§ **Exercise details**
Can you render the lines below as a numbered list, leaving out any blank lines?

§ **Stored entries**
- - - -
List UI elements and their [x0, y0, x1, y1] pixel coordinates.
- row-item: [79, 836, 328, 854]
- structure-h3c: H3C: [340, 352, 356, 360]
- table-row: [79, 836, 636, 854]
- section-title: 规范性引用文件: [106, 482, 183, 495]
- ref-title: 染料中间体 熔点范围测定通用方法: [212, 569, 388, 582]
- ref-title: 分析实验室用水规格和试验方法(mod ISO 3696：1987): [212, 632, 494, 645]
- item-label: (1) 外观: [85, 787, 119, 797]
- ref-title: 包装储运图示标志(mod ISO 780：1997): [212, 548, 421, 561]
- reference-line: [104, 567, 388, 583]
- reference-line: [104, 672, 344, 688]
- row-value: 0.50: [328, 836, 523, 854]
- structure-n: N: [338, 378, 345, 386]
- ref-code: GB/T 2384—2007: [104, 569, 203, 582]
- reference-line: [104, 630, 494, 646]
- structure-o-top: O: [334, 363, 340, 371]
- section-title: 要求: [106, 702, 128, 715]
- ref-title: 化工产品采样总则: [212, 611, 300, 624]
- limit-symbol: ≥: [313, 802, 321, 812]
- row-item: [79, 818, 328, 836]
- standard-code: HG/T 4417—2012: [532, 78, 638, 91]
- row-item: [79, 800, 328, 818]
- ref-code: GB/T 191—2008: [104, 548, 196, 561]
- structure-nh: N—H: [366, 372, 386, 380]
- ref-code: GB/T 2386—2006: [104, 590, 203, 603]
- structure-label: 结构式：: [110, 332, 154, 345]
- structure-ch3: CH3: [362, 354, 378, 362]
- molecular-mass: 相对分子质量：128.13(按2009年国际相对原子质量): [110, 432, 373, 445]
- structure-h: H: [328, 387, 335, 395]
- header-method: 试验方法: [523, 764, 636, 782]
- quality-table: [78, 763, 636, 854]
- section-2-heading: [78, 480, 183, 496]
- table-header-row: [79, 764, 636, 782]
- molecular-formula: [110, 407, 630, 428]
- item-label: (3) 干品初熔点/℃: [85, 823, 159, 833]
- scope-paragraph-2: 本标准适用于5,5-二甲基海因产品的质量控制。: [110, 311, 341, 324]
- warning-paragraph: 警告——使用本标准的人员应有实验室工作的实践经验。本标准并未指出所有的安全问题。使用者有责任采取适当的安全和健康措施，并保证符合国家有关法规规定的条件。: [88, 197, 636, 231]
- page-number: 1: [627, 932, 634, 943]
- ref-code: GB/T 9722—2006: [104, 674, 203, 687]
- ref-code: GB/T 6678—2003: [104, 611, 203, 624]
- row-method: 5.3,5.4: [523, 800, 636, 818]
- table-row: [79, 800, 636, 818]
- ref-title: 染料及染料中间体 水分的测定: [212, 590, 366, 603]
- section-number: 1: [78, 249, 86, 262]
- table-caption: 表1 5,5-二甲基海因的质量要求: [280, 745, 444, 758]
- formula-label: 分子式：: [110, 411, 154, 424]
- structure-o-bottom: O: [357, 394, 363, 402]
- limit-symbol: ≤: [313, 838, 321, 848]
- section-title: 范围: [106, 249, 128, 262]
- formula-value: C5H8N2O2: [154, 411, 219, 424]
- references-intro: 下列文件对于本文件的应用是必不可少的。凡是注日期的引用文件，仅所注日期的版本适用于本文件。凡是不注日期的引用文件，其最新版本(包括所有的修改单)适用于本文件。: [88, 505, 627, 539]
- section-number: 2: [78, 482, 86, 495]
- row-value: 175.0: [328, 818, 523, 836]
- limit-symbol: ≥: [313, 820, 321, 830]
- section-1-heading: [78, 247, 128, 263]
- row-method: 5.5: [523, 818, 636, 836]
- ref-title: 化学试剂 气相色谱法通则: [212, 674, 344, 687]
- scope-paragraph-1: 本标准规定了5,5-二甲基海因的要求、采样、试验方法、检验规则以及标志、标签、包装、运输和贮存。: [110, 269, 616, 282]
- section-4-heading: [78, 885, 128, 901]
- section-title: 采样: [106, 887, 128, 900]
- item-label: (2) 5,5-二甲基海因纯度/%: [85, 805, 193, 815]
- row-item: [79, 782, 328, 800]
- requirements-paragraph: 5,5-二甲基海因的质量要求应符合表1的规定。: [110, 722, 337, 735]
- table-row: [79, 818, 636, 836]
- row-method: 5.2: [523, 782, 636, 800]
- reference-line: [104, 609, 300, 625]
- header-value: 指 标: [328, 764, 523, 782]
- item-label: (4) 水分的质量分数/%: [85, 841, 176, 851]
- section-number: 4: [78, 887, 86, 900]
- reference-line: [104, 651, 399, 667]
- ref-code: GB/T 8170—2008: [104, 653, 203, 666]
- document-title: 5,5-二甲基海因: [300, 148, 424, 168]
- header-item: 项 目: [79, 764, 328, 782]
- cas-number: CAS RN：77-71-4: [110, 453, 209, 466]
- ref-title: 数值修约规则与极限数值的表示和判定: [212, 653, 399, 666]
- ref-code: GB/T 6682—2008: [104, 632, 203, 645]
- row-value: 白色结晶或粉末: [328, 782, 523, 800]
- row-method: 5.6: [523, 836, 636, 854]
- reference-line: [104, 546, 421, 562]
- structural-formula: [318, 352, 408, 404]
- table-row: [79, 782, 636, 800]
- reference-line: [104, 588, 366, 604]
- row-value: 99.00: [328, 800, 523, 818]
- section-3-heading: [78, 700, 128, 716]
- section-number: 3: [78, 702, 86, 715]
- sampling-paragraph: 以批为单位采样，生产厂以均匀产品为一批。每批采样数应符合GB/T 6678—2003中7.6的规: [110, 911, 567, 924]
- - - -
§ **Worked solution**
1. List UI elements and their [x0, y0, x1, y1] pixel coordinates.
2. - row-item: [79, 836, 328, 854]
3. - structure-h3c: H3C: [340, 352, 356, 360]
4. - table-row: [79, 836, 636, 854]
5. - section-title: 规范性引用文件: [106, 482, 183, 495]
6. - ref-title: 染料中间体 熔点范围测定通用方法: [212, 569, 388, 582]
7. - ref-title: 分析实验室用水规格和试验方法(mod ISO 3696：1987): [212, 632, 494, 645]
8. - item-label: (1) 外观: [85, 787, 119, 797]
9. - ref-title: 包装储运图示标志(mod ISO 780：1997): [212, 548, 421, 561]
10. - reference-line: [104, 567, 388, 583]
11. - reference-line: [104, 672, 344, 688]
12. - row-value: 0.50: [328, 836, 523, 854]
13. - structure-n: N: [338, 378, 345, 386]
14. - ref-code: GB/T 2384—2007: [104, 569, 203, 582]
15. - reference-line: [104, 630, 494, 646]
16. - structure-o-top: O: [334, 363, 340, 371]
17. - section-title: 要求: [106, 702, 128, 715]
18. - ref-title: 化工产品采样总则: [212, 611, 300, 624]
19. - limit-symbol: ≥: [313, 802, 321, 812]
20. - row-item: [79, 818, 328, 836]
21. - standard-code: HG/T 4417—2012: [532, 78, 638, 91]
22. - row-item: [79, 800, 328, 818]
23. - ref-code: GB/T 191—2008: [104, 548, 196, 561]
24. - structure-nh: N—H: [366, 372, 386, 380]
25. - ref-code: GB/T 2386—2006: [104, 590, 203, 603]
26. - structure-label: 结构式：: [110, 332, 154, 345]
27. - structure-ch3: CH3: [362, 354, 378, 362]
28. - molecular-mass: 相对分子质量：128.13(按2009年国际相对原子质量): [110, 432, 373, 445]
29. - structure-h: H: [328, 387, 335, 395]
30. - header-method: 试验方法: [523, 764, 636, 782]
31. - quality-table: [78, 763, 636, 854]
32. - section-2-heading: [78, 480, 183, 496]
33. - table-header-row: [79, 764, 636, 782]
34. - molecular-formula: [110, 407, 630, 428]
35. - item-label: (3) 干品初熔点/℃: [85, 823, 159, 833]
36. - scope-paragraph-2: 本标准适用于5,5-二甲基海因产品的质量控制。: [110, 311, 341, 324]
37. - warning-paragraph: 警告——使用本标准的人员应有实验室工作的实践经验。本标准并未指出所有的安全问题。使用者有责任采取适当的安全和健康措施，并保证符合国家有关法规规定的条件。: [88, 197, 636, 231]
38. - page-number: 1: [627, 932, 634, 943]
39. - ref-code: GB/T 9722—2006: [104, 674, 203, 687]
40. - ref-code: GB/T 6678—2003: [104, 611, 203, 624]
41. - row-method: 5.3,5.4: [523, 800, 636, 818]
42. - table-row: [79, 800, 636, 818]
43. - ref-title: 染料及染料中间体 水分的测定: [212, 590, 366, 603]
44. - section-number: 1: [78, 249, 86, 262]
45. - table-caption: 表1 5,5-二甲基海因的质量要求: [280, 745, 444, 758]
46. - formula-label: 分子式：: [110, 411, 154, 424]
47. - structure-o-bottom: O: [357, 394, 363, 402]
48. - limit-symbol: ≤: [313, 838, 321, 848]
49. - section-title: 范围: [106, 249, 128, 262]
50. - formula-value: C5H8N2O2: [154, 411, 219, 424]
51. - references-intro: 下列文件对于本文件的应用是必不可少的。凡是注日期的引用文件，仅所注日期的版本适用于本文件。凡是不注日期的引用文件，其最新版本(包括所有的修改单)适用于本文件。: [88, 505, 627, 539]
52. - section-number: 2: [78, 482, 86, 495]
53. - row-value: 175.0: [328, 818, 523, 836]
54. - limit-symbol: ≥: [313, 820, 321, 830]
55. - section-1-heading: [78, 247, 128, 263]
56. - row-method: 5.5: [523, 818, 636, 836]
57. - ref-title: 化学试剂 气相色谱法通则: [212, 674, 344, 687]
58. - scope-paragraph-1: 本标准规定了5,5-二甲基海因的要求、采样、试验方法、检验规则以及标志、标签、包装、运输和贮存。: [110, 269, 616, 282]
59. - section-4-heading: [78, 885, 128, 901]
60. - section-title: 采样: [106, 887, 128, 900]
61. - item-label: (2) 5,5-二甲基海因纯度/%: [85, 805, 193, 815]
62. - row-item: [79, 782, 328, 800]
63. - requirements-paragraph: 5,5-二甲基海因的质量要求应符合表1的规定。: [110, 722, 337, 735]
64. - table-row: [79, 818, 636, 836]
65. - row-method: 5.2: [523, 782, 636, 800]
66. - reference-line: [104, 609, 300, 625]
67. - header-value: 指 标: [328, 764, 523, 782]
68. - item-label: (4) 水分的质量分数/%: [85, 841, 176, 851]
69. - section-number: 4: [78, 887, 86, 900]
70. - reference-line: [104, 651, 399, 667]
71. - ref-code: GB/T 8170—2008: [104, 653, 203, 666]
72. - document-title: 5,5-二甲基海因: [300, 148, 424, 168]
73. - header-item: 项 目: [79, 764, 328, 782]
74. - cas-number: CAS RN：77-71-4: [110, 453, 209, 466]
75. - ref-title: 数值修约规则与极限数值的表示和判定: [212, 653, 399, 666]
76. - ref-code: GB/T 6682—2008: [104, 632, 203, 645]
77. - row-value: 白色结晶或粉末: [328, 782, 523, 800]
78. - row-method: 5.6: [523, 836, 636, 854]
79. - reference-line: [104, 546, 421, 562]
80. - structural-formula: [318, 352, 408, 404]
81. - table-row: [79, 782, 636, 800]
82. - reference-line: [104, 588, 366, 604]
83. - row-value: 99.00: [328, 800, 523, 818]
84. - section-3-heading: [78, 700, 128, 716]
85. - section-number: 3: [78, 702, 86, 715]
86. - sampling-paragraph: 以批为单位采样，生产厂以均匀产品为一批。每批采样数应符合GB/T 6678—2003中7.6的规: [110, 911, 567, 924]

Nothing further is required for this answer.